(Excerpt from a dataset)
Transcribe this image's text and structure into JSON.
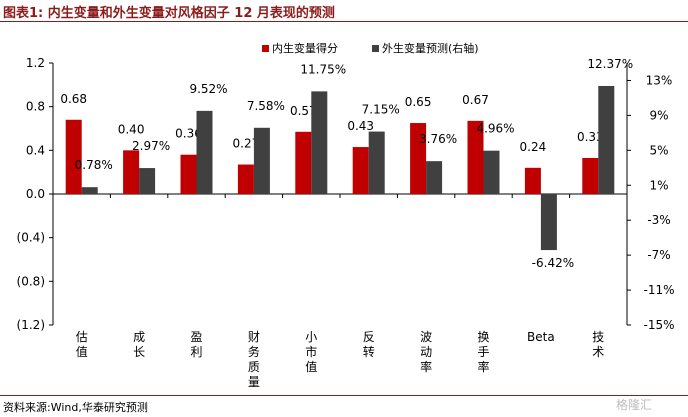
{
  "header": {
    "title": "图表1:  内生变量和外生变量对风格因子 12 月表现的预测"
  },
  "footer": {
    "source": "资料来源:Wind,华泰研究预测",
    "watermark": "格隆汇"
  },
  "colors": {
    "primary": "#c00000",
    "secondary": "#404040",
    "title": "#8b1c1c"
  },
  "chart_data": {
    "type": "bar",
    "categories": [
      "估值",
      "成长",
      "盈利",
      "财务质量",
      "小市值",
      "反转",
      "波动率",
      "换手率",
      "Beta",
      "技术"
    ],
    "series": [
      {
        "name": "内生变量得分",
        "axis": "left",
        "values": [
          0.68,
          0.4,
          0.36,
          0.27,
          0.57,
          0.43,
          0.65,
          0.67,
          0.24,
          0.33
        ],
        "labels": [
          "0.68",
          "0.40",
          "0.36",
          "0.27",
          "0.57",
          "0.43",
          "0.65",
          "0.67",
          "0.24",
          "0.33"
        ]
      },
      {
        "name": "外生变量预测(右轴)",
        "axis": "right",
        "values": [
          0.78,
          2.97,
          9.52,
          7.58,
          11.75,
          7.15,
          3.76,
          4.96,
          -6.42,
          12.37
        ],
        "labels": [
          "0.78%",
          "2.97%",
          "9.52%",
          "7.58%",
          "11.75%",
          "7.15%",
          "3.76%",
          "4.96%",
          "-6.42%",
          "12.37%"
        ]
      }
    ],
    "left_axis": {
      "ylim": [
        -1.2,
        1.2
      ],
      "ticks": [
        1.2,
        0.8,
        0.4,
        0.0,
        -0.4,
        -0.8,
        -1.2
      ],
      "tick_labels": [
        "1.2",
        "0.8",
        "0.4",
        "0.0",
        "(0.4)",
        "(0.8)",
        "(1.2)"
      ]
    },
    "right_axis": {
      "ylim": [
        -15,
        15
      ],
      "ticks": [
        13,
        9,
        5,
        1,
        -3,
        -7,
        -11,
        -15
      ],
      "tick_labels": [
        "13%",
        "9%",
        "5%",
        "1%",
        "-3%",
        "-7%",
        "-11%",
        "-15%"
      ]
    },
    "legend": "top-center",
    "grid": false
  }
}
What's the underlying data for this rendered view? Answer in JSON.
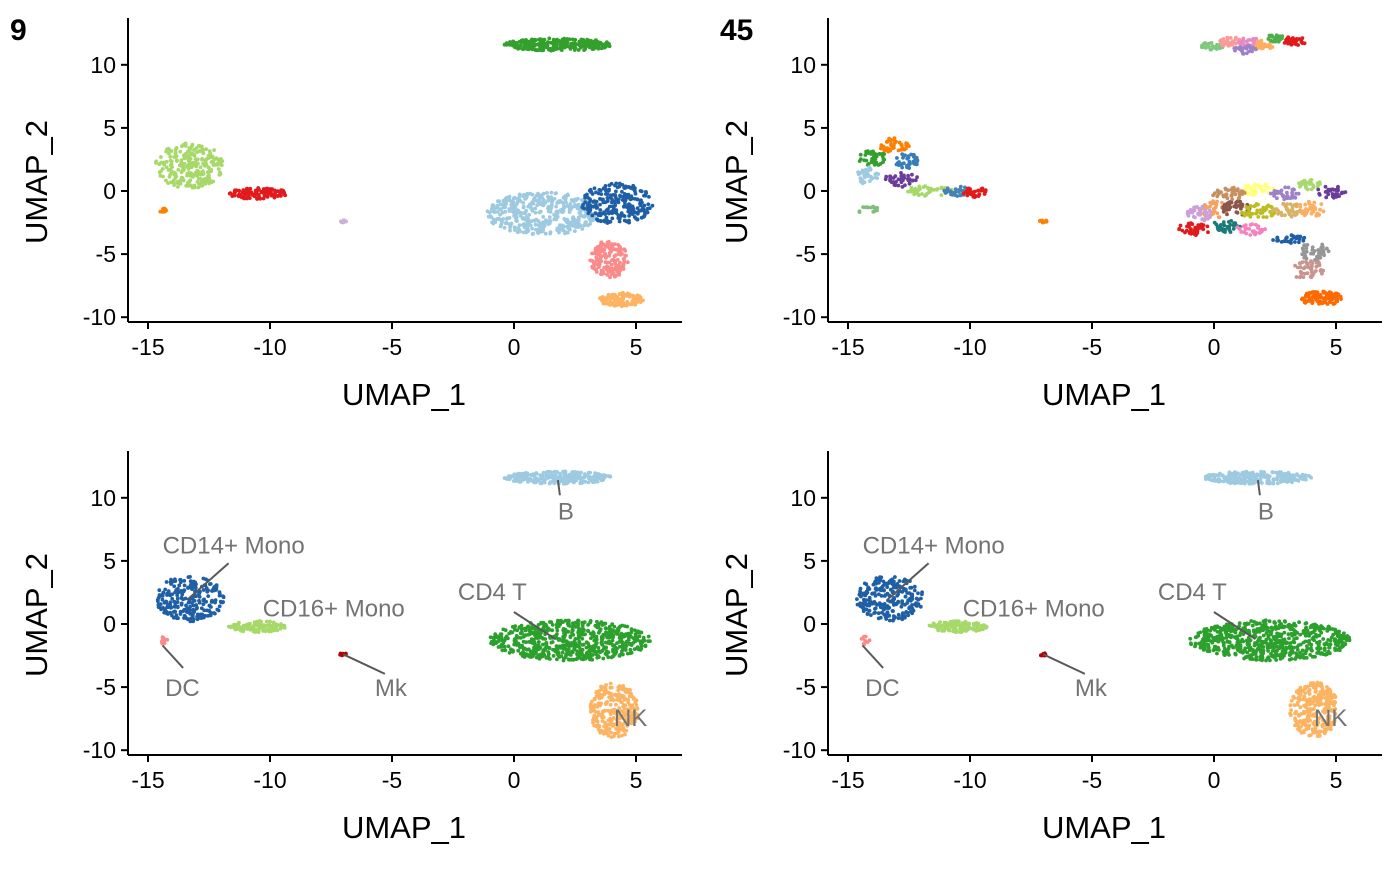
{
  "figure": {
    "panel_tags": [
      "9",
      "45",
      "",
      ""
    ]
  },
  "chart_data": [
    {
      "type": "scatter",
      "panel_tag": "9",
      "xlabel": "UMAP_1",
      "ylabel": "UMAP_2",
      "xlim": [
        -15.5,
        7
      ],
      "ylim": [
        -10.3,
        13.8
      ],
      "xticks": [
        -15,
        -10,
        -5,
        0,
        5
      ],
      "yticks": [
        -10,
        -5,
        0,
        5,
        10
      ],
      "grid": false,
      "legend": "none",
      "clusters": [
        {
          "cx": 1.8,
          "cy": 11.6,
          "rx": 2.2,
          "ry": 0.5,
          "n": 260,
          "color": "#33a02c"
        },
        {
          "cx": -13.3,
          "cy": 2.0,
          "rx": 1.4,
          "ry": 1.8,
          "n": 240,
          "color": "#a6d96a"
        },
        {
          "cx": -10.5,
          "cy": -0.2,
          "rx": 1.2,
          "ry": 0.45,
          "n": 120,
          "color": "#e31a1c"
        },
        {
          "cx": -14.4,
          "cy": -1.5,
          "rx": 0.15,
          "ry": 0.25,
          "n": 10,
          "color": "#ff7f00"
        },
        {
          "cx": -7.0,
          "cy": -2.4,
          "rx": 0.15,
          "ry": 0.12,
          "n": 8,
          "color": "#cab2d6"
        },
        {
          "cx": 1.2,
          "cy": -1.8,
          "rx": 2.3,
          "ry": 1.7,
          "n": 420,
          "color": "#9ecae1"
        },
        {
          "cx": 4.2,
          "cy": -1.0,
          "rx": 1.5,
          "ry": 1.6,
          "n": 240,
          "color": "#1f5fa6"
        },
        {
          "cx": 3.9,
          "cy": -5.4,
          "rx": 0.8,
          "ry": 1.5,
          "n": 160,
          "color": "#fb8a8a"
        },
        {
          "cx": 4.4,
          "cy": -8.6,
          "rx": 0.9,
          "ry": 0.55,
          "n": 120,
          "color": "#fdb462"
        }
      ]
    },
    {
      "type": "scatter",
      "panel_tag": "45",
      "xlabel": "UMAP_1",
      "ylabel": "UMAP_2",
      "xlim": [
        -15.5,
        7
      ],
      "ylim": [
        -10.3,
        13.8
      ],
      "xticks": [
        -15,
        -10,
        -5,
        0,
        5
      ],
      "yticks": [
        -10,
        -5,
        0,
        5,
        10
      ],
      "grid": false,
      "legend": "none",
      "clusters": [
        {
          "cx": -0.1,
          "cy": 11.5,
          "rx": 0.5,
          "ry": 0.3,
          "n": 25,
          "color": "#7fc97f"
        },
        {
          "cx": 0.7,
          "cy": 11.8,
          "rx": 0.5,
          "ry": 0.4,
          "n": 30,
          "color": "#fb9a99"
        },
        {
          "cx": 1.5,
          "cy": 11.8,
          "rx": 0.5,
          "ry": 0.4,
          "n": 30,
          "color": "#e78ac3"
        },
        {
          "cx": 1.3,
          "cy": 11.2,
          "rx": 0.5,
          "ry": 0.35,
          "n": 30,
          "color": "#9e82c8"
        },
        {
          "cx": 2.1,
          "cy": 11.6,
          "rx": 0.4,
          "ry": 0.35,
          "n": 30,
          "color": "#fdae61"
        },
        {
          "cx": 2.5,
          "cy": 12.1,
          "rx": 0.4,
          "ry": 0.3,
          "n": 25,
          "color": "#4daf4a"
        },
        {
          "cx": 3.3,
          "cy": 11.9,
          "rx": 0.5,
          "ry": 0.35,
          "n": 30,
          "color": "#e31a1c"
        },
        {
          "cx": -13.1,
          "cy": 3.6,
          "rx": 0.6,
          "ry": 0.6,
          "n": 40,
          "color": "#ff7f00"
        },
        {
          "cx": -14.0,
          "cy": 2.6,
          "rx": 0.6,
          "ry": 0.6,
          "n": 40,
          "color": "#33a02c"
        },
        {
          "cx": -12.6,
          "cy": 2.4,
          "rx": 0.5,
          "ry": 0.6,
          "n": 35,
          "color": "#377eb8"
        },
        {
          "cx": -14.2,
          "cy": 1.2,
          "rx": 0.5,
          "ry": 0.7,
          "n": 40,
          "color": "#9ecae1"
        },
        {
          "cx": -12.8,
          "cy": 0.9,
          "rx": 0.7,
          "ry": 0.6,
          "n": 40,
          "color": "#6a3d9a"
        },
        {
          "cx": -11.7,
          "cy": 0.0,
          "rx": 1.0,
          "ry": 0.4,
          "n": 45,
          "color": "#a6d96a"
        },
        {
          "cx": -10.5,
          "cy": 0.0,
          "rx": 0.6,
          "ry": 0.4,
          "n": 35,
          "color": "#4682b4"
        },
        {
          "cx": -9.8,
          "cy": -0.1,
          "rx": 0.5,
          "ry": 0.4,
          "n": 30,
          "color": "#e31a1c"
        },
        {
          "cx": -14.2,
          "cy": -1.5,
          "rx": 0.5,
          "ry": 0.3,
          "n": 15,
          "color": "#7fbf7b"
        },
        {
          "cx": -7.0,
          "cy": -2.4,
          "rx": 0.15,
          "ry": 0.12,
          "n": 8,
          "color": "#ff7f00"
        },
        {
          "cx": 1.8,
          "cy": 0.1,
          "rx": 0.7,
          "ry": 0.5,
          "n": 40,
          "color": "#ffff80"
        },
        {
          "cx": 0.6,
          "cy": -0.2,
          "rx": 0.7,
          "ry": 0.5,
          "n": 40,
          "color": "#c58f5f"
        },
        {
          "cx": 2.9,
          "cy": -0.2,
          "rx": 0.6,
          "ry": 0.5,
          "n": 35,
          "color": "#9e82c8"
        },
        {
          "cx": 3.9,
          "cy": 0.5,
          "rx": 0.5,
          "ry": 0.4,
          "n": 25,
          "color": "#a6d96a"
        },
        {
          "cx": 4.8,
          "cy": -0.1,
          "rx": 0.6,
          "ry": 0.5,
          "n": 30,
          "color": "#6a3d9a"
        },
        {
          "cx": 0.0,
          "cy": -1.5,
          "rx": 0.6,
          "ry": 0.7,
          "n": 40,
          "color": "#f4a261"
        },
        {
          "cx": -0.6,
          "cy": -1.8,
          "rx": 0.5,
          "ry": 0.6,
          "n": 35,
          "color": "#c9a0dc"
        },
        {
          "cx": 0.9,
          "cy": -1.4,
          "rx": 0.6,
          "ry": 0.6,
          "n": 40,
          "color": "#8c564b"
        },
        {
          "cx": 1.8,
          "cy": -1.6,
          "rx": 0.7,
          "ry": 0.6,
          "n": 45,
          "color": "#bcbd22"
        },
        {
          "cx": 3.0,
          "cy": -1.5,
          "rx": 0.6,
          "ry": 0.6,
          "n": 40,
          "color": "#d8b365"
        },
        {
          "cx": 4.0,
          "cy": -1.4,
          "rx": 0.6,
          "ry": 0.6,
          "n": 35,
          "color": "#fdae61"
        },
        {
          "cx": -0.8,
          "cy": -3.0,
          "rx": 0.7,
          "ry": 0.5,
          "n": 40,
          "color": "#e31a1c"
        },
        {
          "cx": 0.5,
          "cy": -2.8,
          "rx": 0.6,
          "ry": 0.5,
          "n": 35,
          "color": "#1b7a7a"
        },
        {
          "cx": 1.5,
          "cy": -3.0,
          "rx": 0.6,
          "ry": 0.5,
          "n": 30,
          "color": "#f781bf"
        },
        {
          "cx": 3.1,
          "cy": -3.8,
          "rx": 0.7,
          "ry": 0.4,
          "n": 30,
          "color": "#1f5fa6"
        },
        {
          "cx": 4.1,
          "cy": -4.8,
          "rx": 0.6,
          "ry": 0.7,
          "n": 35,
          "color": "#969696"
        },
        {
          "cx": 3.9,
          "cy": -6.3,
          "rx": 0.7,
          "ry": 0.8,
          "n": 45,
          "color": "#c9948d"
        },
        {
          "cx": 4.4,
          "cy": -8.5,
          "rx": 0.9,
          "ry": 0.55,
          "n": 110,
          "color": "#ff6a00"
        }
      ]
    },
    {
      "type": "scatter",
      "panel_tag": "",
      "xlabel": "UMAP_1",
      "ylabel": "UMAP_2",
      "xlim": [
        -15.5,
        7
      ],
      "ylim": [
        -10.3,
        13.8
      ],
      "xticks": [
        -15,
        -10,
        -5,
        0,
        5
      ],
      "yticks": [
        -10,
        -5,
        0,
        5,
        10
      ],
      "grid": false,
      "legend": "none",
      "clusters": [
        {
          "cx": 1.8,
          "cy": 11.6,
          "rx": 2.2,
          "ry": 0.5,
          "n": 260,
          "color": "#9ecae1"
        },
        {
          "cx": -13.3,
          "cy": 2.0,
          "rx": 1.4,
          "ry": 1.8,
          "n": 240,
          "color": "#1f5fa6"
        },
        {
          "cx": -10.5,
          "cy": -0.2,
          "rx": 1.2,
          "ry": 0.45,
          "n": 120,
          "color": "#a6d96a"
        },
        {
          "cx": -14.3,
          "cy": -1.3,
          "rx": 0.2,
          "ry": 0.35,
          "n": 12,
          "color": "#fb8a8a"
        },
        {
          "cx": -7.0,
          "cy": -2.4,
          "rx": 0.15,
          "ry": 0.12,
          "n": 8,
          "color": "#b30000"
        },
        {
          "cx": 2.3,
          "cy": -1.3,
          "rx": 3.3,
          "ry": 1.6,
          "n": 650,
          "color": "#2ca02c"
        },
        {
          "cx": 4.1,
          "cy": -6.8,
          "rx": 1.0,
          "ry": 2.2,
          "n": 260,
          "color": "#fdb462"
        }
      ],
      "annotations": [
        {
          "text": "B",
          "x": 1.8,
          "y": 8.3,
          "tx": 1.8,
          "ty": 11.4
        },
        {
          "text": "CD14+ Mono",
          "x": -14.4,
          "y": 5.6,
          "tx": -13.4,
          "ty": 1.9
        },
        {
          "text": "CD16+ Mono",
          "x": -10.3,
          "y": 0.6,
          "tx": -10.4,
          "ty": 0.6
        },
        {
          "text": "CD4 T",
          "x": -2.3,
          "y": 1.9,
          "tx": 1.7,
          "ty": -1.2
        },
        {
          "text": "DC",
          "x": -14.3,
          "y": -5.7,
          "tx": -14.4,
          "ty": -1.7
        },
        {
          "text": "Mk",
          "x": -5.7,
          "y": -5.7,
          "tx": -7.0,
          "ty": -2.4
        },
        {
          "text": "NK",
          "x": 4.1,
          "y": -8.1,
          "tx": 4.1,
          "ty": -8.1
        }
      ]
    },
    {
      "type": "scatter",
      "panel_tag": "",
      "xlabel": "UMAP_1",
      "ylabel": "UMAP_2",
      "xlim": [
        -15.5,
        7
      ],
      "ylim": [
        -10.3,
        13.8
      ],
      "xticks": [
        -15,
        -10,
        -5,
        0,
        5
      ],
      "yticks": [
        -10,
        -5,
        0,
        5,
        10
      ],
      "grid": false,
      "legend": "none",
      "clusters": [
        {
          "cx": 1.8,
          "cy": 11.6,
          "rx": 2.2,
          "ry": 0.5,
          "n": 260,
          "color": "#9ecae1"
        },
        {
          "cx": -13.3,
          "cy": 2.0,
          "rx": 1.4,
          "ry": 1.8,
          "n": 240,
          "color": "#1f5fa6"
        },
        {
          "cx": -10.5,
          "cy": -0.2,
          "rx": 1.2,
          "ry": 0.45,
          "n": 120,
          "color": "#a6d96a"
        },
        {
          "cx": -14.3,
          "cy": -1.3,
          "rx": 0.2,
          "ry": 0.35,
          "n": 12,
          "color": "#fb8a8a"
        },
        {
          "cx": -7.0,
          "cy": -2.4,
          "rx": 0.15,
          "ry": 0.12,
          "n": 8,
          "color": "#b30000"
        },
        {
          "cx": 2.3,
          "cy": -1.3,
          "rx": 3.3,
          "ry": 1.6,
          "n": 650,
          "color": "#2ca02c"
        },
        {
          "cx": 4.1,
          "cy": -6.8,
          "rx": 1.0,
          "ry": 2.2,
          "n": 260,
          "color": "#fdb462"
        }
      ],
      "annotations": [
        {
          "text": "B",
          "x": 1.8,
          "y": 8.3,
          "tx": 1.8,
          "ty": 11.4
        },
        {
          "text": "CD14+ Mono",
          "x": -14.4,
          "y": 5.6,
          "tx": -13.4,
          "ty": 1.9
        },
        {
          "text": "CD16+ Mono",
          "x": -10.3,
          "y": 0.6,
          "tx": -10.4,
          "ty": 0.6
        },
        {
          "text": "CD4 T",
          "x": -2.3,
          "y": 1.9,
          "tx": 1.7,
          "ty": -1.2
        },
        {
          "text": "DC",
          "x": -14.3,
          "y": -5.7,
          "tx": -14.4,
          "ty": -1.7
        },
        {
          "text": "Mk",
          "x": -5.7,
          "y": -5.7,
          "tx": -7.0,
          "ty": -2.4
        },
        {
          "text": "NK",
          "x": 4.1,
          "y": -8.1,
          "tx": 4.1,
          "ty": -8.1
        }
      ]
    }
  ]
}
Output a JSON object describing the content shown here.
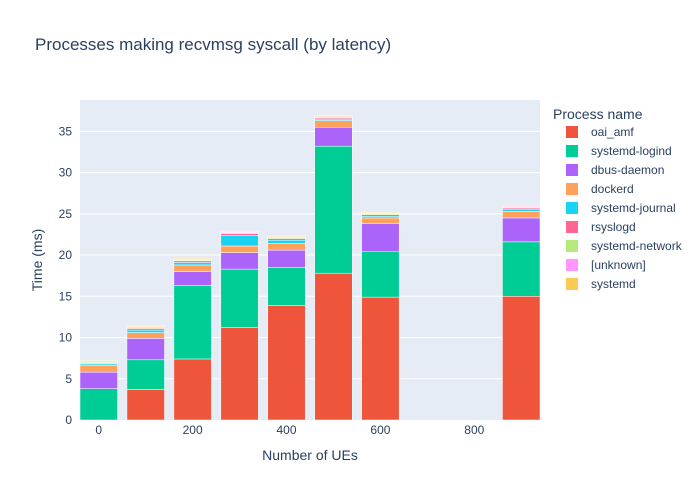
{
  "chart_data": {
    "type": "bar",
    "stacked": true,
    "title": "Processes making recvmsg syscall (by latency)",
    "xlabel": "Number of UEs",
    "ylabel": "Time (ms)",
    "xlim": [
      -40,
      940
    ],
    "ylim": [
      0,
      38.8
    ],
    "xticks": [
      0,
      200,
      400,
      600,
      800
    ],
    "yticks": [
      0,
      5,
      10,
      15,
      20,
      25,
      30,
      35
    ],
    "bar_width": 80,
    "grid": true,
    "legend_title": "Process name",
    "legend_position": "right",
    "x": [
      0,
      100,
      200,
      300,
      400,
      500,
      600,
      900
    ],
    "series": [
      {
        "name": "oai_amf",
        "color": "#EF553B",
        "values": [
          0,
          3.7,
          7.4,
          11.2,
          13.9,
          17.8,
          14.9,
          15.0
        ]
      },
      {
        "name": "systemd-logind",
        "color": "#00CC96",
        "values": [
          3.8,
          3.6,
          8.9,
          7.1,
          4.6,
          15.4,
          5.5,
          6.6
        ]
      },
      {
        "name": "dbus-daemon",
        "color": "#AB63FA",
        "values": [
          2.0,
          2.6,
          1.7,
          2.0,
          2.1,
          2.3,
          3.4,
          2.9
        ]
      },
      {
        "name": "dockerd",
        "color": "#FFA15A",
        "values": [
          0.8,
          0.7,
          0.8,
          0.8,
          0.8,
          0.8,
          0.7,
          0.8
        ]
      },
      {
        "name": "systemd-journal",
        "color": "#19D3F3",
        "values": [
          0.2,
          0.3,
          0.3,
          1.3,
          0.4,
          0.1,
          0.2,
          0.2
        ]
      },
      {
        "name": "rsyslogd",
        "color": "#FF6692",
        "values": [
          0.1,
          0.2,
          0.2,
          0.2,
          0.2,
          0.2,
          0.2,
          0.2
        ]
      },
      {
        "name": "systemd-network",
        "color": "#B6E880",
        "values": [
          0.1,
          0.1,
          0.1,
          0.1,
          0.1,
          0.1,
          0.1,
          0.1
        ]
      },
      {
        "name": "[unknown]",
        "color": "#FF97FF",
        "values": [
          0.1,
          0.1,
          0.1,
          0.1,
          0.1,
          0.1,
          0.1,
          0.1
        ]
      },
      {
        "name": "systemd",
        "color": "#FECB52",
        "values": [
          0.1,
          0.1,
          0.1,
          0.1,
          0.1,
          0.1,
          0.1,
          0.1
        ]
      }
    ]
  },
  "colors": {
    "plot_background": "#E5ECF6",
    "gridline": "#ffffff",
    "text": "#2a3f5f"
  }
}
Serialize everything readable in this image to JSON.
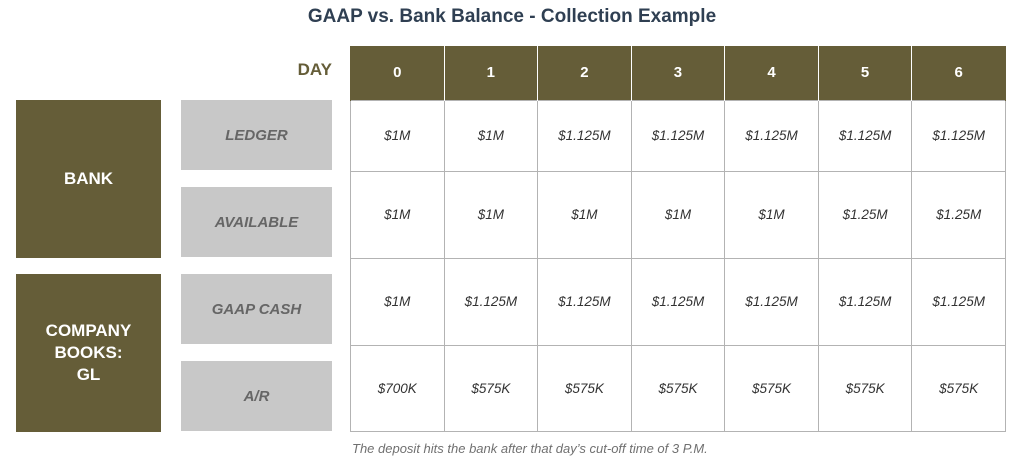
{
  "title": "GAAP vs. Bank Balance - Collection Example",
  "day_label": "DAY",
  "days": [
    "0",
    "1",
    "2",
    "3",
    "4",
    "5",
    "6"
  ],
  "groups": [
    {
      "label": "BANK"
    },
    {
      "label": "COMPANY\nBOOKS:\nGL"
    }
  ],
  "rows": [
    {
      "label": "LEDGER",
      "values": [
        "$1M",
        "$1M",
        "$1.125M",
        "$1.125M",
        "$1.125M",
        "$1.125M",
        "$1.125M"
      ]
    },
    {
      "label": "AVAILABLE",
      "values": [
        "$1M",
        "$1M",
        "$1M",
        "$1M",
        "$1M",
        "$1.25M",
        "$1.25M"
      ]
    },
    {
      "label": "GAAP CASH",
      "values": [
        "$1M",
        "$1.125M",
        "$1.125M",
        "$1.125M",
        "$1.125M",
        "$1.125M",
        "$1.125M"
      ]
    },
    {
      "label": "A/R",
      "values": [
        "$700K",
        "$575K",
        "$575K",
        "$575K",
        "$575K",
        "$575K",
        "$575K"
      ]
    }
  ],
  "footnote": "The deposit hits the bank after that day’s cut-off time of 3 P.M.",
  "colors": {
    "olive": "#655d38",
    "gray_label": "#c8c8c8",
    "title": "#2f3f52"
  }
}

# Directions
Locate all lines that include the word "this" and copy them out.

# Solution below
Transcribe this image's text and structure into JSON.
What's the underlying data for this rendered view? Answer in JSON.
Serialize everything readable in this image to JSON.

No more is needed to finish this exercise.